Materials provided
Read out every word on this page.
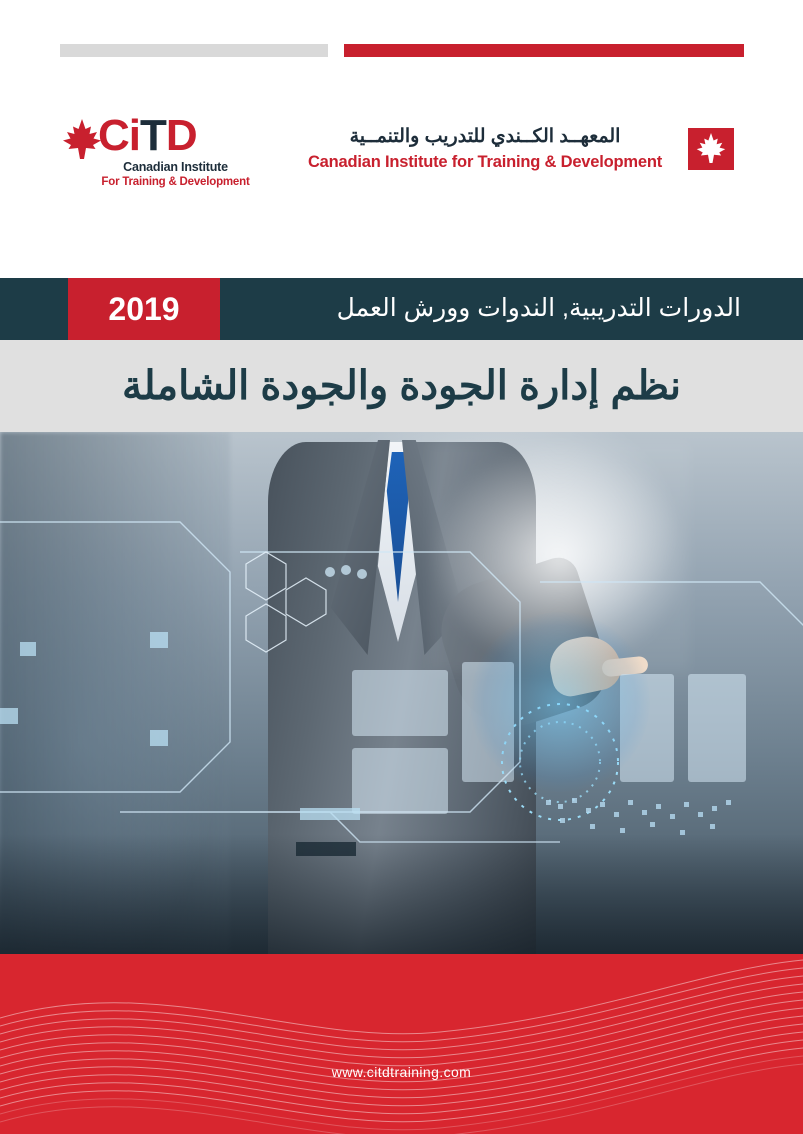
CiTD
Canadian Institute
For Training & Development
المعهــد الكــندي للتدريب والتنمــية
Canadian Institute for Training & Development
2019	الدورات التدريبية, الندوات وورش العمل
نظم إدارة الجودة والجودة الشاملة
www.citdtraining.com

Request
Copy out every line of the material above exactly, skipping the pictures.

Task response
Read out every word on this page.
CiTD
Canadian Institute
For Training & Development
المعهــد الكــندي للتدريب والتنمــية
Canadian Institute for Training & Development
2019	الدورات التدريبية, الندوات وورش العمل
نظم إدارة الجودة والجودة الشاملة
www.citdtraining.com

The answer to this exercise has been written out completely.